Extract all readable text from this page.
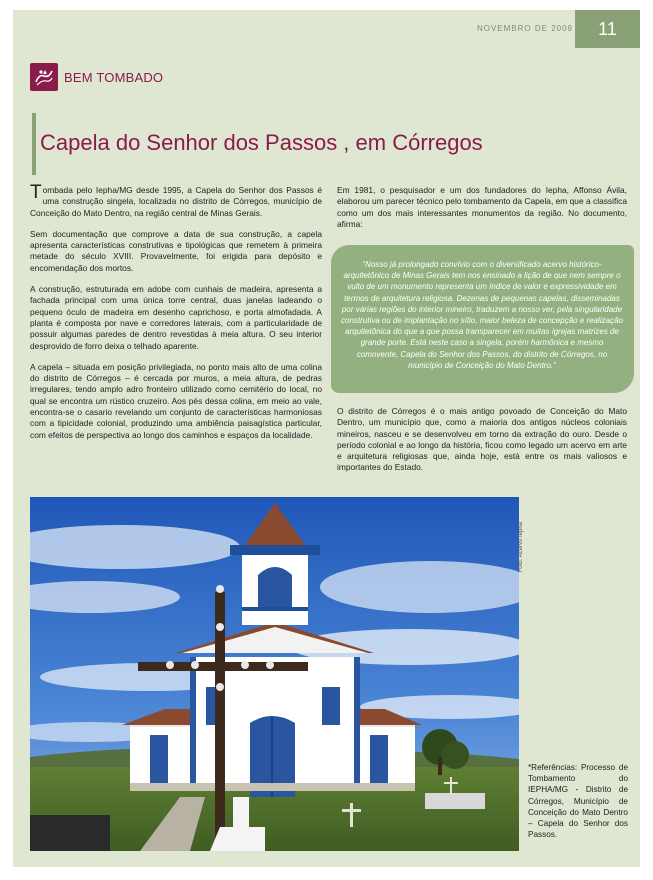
NOVEMBRO DE 2009	11
BEM TOMBADO
Capela do Senhor dos Passos , em Córregos

Tombada pelo Iepha/MG desde 1995, a Capela do Senhor dos Passos é uma construção singela, localizada no distrito de Córregos, município de Conceição do Mato Dentro, na região central de Minas Gerais.

Sem documentação que comprove a data de sua construção, a capela apresenta características construtivas e tipológicas que remetem à primeira metade do século XVIII. Provavelmente, foi erigida para depósito e encomendação dos mortos.

A construção, estruturada em adobe com cunhais de madeira, apresenta a fachada principal com uma única torre central, duas janelas ladeando o pequeno óculo de madeira em desenho caprichoso, e porta almofadada. A planta é composta por nave e corredores laterais, com a particularidade de possuir algumas paredes de dentro revestidas à meia altura. O seu interior desprovido de forro deixa o telhado aparente.

A capela – situada em posição privilegiada, no ponto mais alto de uma colina do distrito de Córregos – é cercada por muros, a meia altura, de pedras irregulares, tendo amplo adro fronteiro utilizado como cemitério do local, no qual se encontra um rústico cruzeiro. Aos pés dessa colina, em meio ao vale, encontra-se o casario revelando um conjunto de características harmoniosas com a tipicidade colonial, produzindo uma ambiência paisagística particular, com efeitos de perspectiva ao longo dos caminhos e espaços da localidade.

Em 1981, o pesquisador e um dos fundadores do Iepha, Affonso Ávila, elaborou um parecer técnico pelo tombamento da Capela, em que a classifica como um dos mais interessantes monumentos da região. No documento, afirma:

“Nosso já prolongado convívio com o diversificado acervo histórico-arquitetônico de Minas Gerais tem nos ensinado a lição de que nem sempre o vulto de um monumento representa um índice de valor e expressividade em termos de arquitetura religiosa. Dezenas de pequenas capelas, disseminadas por várias regiões do interior mineiro, traduzem a nosso ver, pela singularidade construtiva ou de implantação no sítio, maior beleza de concepção e realização arquitetônica do que a que possa transparecer em muitas igrejas matrizes de grande porte. Está neste caso a singela, porém harmônica e mesmo comovente, Capela do Senhor dos Passos, do distrito de Córregos, no município de Conceição do Mato Dentro.”

O distrito de Córregos é o mais antigo povoado de Conceição do Mato Dentro, um município que, como a maioria dos antigos núcleos coloniais mineiros, nasceu e se desenvolveu em torno da extração do ouro. Desde o período colonial e ao longo da história, ficou como legado um acervo em arte e arquitetura religiosas que, ainda hoje, está entre os mais valiosos e importantes do Estado.

Foto: Acervo Iepha
*Referências: Processo de Tombamento do IEPHA/MG - Distrito de Córregos, Município de Conceição do Mato Dentro – Capela do Senhor dos Passos.
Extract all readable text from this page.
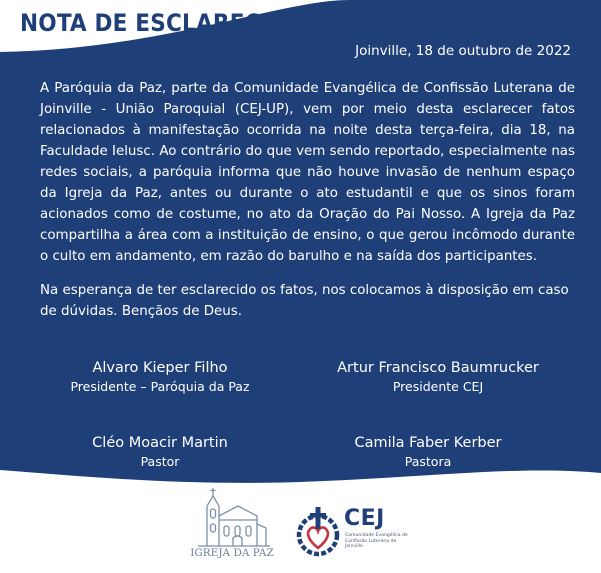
NOTA DE ESCLARECIMENTO
Joinville, 18 de outubro de 2022

A Paróquia da Paz, parte da Comunidade Evangélica de Confissão Luterana de Joinville - União Paroquial (CEJ-UP), vem por meio desta esclarecer fatos relacionados à manifestação ocorrida na noite desta terça-feira, dia 18, na Faculdade Ielusc. Ao contrário do que vem sendo reportado, especialmente nas redes sociais, a paróquia informa que não houve invasão de nenhum espaço da Igreja da Paz, antes ou durante o ato estudantil e que os sinos foram acionados como de costume, no ato da Oração do Pai Nosso. A Igreja da Paz compartilha a área com a instituição de ensino, o que gerou incômodo durante o culto em andamento, em razão do barulho e na saída dos participantes.

Na esperança de ter esclarecido os fatos, nos colocamos à disposição em caso de dúvidas. Bençãos de Deus.

Alvaro Kieper Filho
Presidente – Paróquia da Paz
Artur Francisco Baumrucker
Presidente CEJ
Cléo Moacir Martin
Pastor
Camila Faber Kerber
Pastora
IGREJA DA PAZ
CEJ
Comunidade Evangélica de Confissão Luterana de Joinville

Stated problem → Identify each line in the records above that contains the word "Passos", and copy it out in full.

Response below →
Capela do Senhor dos Passos , em Córregos
Tombada pelo Iepha/MG desde 1995, a Capela do Senhor dos Passos é uma construção singela, localizada no distrito de Córregos, município de Conceição do Mato Dentro, na região central de Minas Gerais.
“Nosso já prolongado convívio com o diversificado acervo histórico-arquitetônico de Minas Gerais tem nos ensinado a lição de que nem sempre o vulto de um monumento representa um índice de valor e expressividade em termos de arquitetura religiosa. Dezenas de pequenas capelas, disseminadas por várias regiões do interior mineiro, traduzem a nosso ver, pela singularidade construtiva ou de implantação no sítio, maior beleza de concepção e realização arquitetônica do que a que possa transparecer em muitas igrejas matrizes de grande porte. Está neste caso a singela, porém harmônica e mesmo comovente, Capela do Senhor dos Passos, do distrito de Córregos, no município de Conceição do Mato Dentro.”
*Referências: Processo de Tombamento do IEPHA/MG - Distrito de Córregos, Município de Conceição do Mato Dentro – Capela do Senhor dos Passos.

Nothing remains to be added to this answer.